_Exercise instructions_: Where the data below has the string "Enable", return the whole line.

_The data_:

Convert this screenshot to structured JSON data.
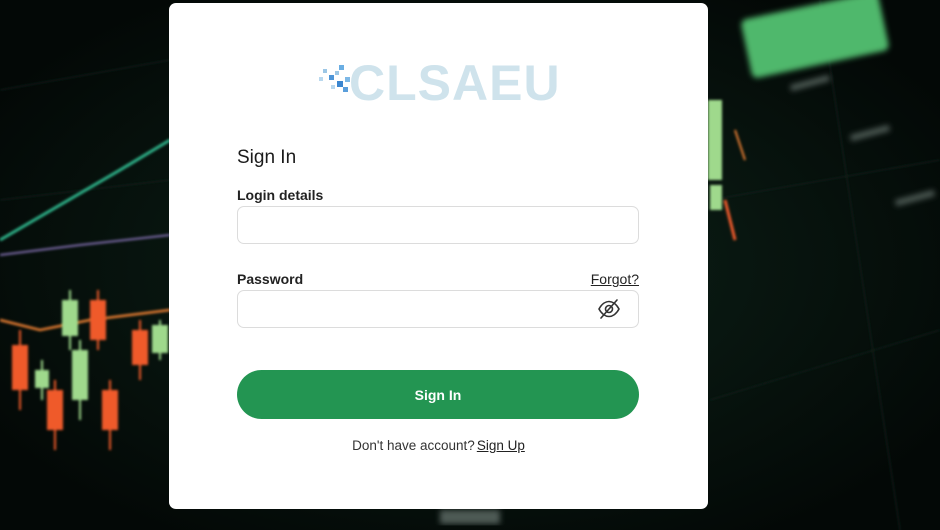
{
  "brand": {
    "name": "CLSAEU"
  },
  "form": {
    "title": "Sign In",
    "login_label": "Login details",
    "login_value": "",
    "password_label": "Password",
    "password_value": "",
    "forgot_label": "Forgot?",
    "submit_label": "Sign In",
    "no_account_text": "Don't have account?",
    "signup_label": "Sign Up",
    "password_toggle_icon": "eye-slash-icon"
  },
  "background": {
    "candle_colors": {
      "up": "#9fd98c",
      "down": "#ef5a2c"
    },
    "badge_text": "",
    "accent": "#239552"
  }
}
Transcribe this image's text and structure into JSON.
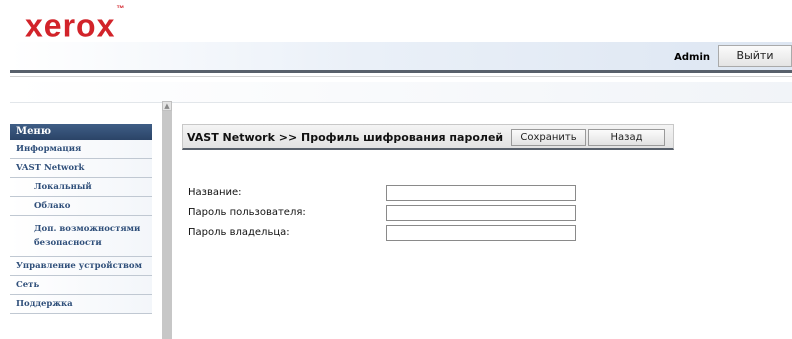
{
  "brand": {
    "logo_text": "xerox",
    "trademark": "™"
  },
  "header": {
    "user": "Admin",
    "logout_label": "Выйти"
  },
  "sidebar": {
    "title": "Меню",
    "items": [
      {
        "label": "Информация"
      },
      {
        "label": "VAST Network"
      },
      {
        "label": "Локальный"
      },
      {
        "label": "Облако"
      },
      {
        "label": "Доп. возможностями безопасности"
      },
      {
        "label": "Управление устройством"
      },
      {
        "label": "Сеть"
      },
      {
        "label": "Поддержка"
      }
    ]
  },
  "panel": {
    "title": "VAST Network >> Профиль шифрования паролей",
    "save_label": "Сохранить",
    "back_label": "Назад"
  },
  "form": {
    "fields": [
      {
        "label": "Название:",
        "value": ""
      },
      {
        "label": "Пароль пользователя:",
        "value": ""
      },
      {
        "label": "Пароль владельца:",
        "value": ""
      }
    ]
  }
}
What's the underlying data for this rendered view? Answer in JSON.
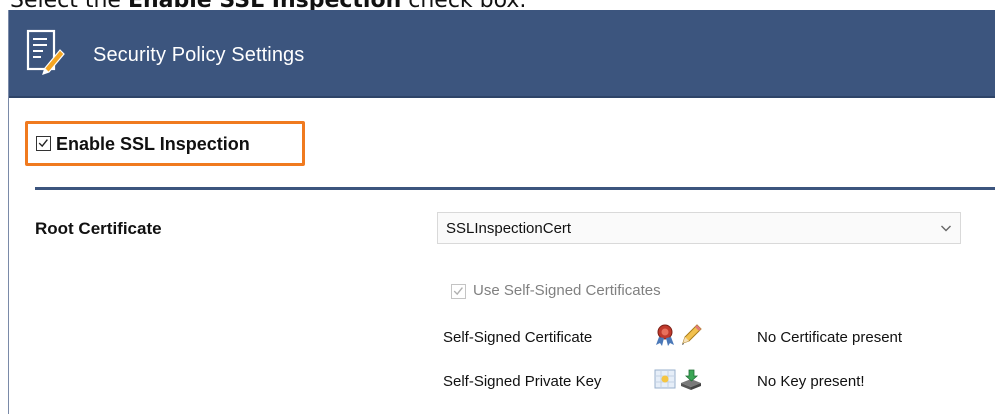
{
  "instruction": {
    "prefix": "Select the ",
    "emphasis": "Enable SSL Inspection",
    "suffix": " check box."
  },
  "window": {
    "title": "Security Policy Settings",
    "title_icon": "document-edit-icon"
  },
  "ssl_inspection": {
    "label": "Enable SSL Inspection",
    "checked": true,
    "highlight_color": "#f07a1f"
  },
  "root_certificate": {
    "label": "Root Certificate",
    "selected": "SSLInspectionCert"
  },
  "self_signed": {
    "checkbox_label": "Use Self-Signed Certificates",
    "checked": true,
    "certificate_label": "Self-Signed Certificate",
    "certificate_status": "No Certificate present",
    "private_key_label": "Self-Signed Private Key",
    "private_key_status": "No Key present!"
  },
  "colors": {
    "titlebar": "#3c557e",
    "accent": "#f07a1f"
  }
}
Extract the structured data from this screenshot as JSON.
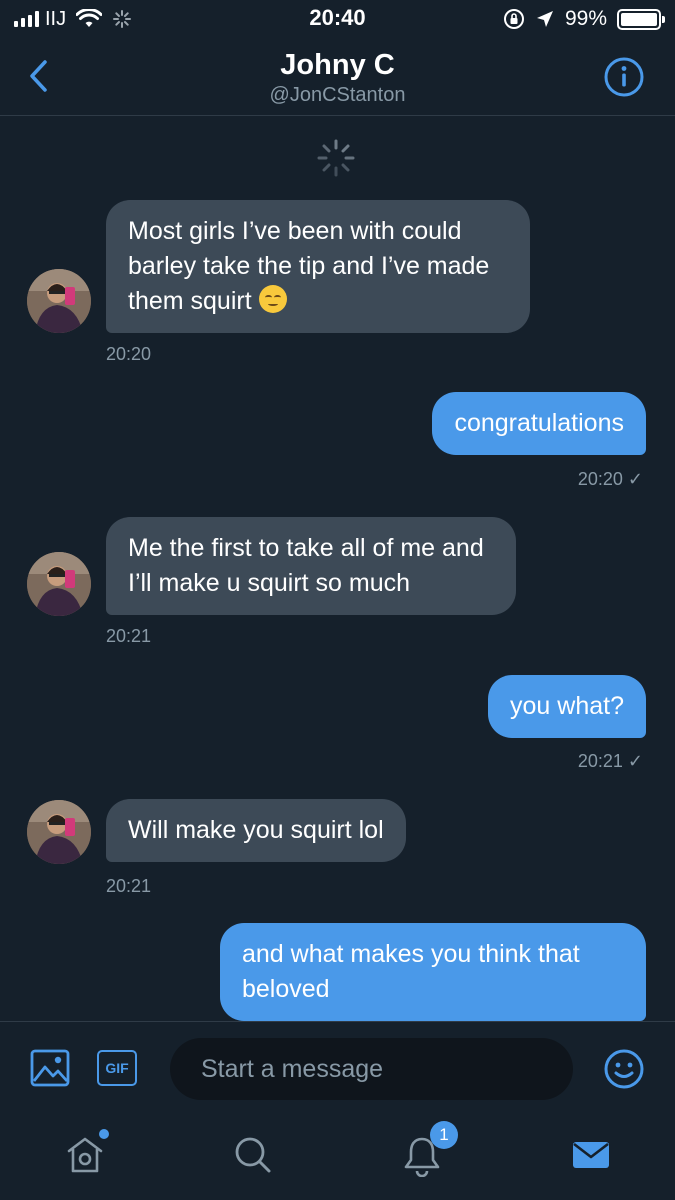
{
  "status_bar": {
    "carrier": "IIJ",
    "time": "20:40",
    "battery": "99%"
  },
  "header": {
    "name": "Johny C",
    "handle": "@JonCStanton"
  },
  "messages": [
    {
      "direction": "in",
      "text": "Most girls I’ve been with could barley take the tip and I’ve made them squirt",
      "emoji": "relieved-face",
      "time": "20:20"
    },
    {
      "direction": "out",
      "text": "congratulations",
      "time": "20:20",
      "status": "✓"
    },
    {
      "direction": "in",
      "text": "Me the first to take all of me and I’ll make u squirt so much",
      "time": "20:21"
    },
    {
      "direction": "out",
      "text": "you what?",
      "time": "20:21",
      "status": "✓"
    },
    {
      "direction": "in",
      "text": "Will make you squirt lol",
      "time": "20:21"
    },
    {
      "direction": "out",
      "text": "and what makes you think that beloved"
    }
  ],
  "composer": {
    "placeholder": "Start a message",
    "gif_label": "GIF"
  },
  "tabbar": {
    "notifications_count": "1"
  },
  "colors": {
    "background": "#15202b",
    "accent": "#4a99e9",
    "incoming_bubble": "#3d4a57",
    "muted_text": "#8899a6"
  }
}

==

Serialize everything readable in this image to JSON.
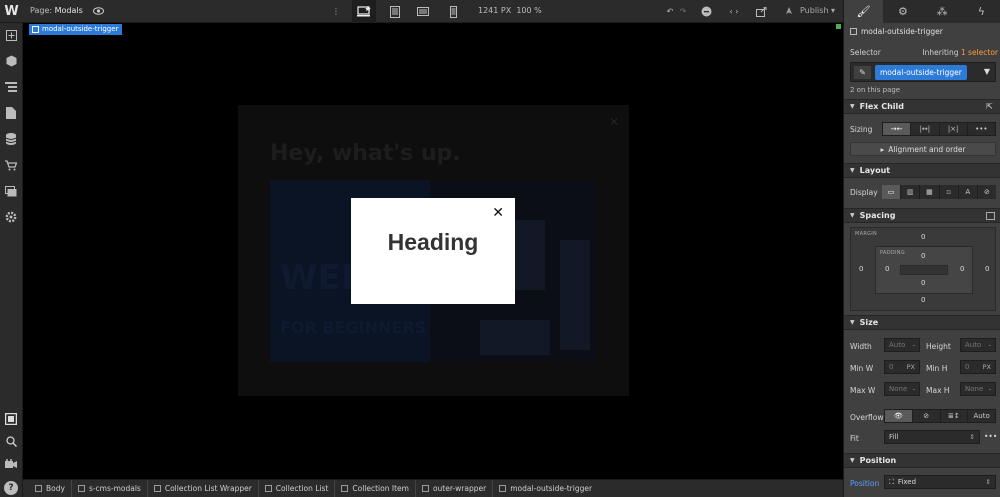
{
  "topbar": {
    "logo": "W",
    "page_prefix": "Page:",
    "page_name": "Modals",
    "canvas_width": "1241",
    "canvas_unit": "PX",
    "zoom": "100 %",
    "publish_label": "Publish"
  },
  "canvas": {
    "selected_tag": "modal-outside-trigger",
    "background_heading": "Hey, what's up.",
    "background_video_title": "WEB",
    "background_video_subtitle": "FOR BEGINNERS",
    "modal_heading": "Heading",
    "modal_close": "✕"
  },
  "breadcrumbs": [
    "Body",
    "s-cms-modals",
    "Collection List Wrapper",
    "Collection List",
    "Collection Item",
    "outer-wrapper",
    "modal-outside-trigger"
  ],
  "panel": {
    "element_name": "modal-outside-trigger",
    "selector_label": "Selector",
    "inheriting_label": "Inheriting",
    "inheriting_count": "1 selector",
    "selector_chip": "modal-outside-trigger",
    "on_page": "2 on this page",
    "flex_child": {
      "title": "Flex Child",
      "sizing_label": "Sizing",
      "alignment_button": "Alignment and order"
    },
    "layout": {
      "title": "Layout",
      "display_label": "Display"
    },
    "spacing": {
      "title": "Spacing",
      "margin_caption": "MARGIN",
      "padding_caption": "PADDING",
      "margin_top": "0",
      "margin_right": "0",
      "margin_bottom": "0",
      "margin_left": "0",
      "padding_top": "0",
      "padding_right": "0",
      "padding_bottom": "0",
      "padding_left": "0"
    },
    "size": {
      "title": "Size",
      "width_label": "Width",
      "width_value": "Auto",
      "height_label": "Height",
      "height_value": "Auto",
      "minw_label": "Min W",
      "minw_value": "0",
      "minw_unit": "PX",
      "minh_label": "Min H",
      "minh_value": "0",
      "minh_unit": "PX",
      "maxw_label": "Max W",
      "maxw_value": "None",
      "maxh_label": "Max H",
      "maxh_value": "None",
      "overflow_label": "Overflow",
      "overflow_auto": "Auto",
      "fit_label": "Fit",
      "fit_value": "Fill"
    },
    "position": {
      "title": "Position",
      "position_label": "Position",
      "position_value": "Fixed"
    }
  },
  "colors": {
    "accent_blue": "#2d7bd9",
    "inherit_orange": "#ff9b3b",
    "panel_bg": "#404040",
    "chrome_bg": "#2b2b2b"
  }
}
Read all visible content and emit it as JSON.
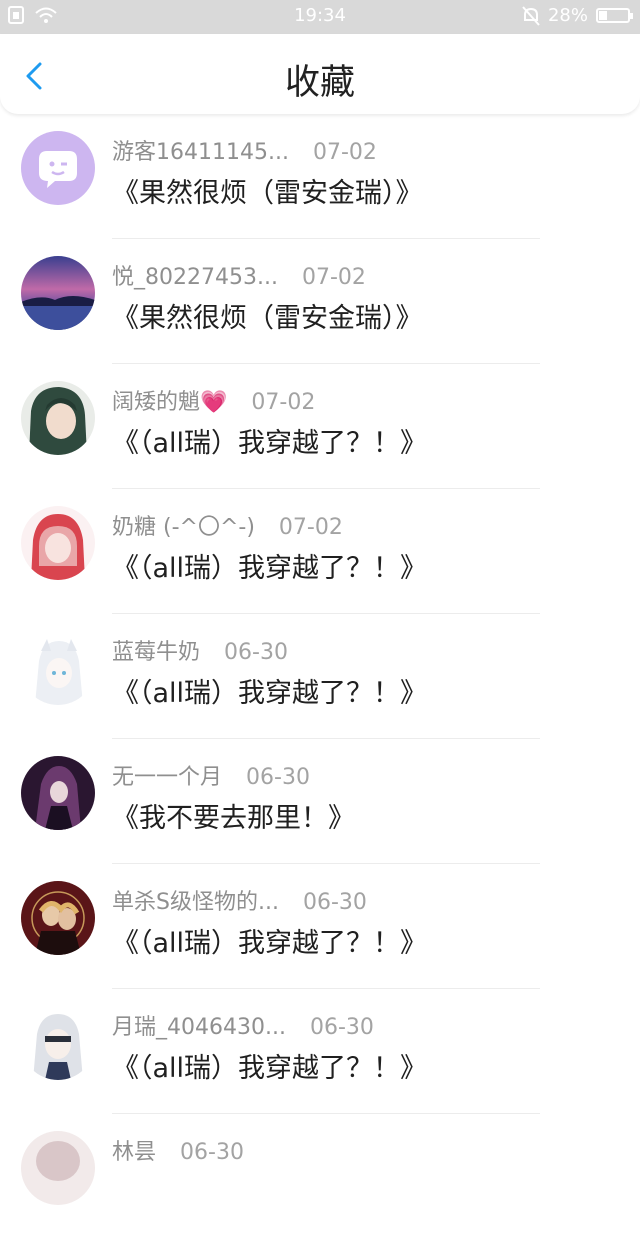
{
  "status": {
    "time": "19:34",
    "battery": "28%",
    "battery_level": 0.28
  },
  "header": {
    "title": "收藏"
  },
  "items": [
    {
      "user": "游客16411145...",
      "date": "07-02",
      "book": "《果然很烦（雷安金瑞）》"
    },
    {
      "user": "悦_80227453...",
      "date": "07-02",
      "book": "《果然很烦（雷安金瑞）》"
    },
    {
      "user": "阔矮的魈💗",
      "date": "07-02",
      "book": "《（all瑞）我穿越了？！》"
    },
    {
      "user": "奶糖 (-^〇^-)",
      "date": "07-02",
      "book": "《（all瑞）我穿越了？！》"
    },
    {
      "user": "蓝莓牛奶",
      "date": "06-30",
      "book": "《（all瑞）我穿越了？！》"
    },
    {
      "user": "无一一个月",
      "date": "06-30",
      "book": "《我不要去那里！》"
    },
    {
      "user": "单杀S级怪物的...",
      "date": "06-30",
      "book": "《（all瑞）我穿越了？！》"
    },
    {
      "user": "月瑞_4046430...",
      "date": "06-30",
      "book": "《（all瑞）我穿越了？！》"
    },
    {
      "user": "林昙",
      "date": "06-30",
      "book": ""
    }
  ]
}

---

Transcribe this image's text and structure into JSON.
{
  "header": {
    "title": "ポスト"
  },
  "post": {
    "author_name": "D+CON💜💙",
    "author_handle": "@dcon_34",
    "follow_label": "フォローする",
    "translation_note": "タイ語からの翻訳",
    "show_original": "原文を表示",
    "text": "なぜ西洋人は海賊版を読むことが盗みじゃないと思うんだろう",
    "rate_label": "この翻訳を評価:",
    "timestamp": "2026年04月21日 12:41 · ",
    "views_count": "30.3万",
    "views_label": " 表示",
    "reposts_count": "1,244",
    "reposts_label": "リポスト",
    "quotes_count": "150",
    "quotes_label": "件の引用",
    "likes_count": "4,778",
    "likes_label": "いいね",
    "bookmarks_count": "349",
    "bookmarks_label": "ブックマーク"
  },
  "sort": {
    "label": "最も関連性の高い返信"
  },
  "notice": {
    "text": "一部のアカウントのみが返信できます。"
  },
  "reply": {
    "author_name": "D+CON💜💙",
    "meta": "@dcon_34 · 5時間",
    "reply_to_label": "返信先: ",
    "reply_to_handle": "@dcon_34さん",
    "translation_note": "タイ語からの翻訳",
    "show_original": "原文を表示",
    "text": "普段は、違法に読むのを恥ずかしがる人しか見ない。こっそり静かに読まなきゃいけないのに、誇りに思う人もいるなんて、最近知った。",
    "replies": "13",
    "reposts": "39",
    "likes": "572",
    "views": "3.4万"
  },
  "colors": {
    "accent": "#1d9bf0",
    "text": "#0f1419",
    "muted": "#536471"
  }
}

_Written response_:
    "emphasis": "Enable SSL Inspection",
    "label": "Enable SSL Inspection",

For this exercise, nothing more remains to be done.